Stored items
○ ○ ○ ○ ○

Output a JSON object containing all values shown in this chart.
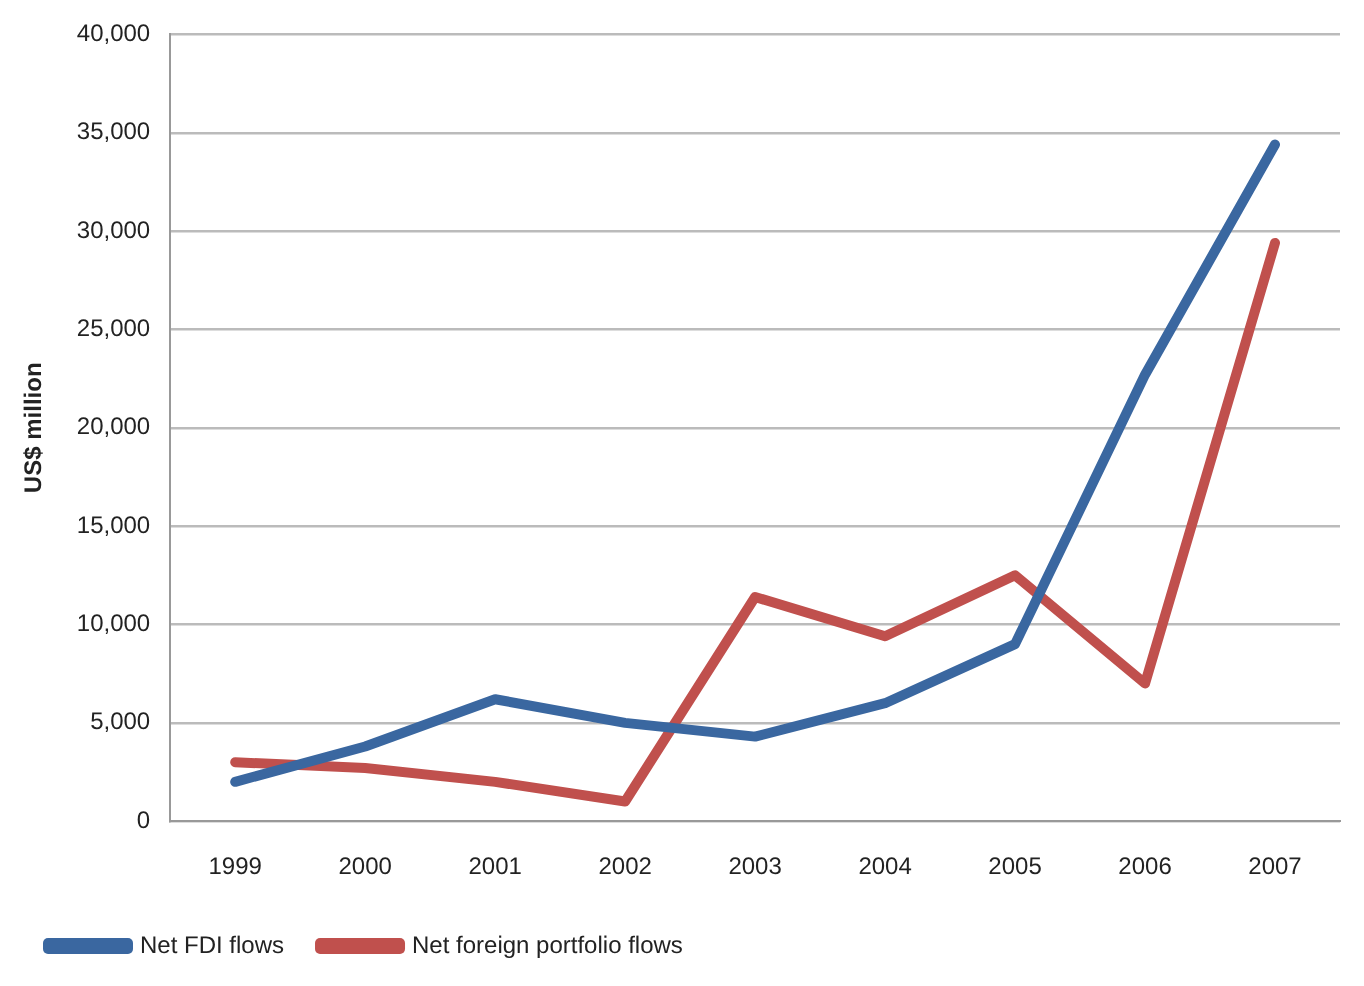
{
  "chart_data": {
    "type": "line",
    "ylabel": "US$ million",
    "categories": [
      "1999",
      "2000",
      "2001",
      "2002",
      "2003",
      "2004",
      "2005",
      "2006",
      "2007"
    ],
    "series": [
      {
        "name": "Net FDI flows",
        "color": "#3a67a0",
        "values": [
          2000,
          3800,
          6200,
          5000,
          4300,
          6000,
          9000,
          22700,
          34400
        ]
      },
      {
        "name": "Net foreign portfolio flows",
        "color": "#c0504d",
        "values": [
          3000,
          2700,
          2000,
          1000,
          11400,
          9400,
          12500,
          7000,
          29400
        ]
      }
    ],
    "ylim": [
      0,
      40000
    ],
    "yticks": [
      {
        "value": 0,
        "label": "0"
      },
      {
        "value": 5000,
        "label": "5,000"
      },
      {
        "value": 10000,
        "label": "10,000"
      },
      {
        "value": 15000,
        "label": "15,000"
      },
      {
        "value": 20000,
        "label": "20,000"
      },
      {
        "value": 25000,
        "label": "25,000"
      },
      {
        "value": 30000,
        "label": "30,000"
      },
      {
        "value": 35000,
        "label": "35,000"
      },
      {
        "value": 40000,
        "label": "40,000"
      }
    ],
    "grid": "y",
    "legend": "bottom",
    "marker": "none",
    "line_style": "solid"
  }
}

○ ○ ○ ○ ○

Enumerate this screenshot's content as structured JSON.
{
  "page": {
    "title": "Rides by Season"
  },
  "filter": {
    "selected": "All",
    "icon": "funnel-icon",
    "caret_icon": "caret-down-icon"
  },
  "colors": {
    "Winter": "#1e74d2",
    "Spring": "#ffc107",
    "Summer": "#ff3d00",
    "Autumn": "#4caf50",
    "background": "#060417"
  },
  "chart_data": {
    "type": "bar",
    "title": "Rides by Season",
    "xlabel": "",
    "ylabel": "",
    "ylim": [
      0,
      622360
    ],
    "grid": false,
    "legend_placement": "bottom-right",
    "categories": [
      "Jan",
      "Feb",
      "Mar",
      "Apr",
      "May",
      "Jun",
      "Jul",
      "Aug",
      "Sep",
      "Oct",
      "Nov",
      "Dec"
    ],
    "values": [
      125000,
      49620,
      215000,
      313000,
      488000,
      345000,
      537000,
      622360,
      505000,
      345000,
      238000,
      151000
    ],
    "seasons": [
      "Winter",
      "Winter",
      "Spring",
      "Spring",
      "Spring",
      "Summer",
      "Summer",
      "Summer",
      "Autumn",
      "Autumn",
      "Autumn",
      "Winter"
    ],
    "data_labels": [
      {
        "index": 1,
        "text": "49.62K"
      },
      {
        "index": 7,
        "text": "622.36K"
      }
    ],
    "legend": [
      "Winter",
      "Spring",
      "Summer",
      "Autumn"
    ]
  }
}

○ ○ ○ ○ ○

## Exercise prompt
Working from the listing above, pick out every line that has "flows" and copy it.

## Result
        "name": "Net FDI flows",
        "name": "Net foreign portfolio flows",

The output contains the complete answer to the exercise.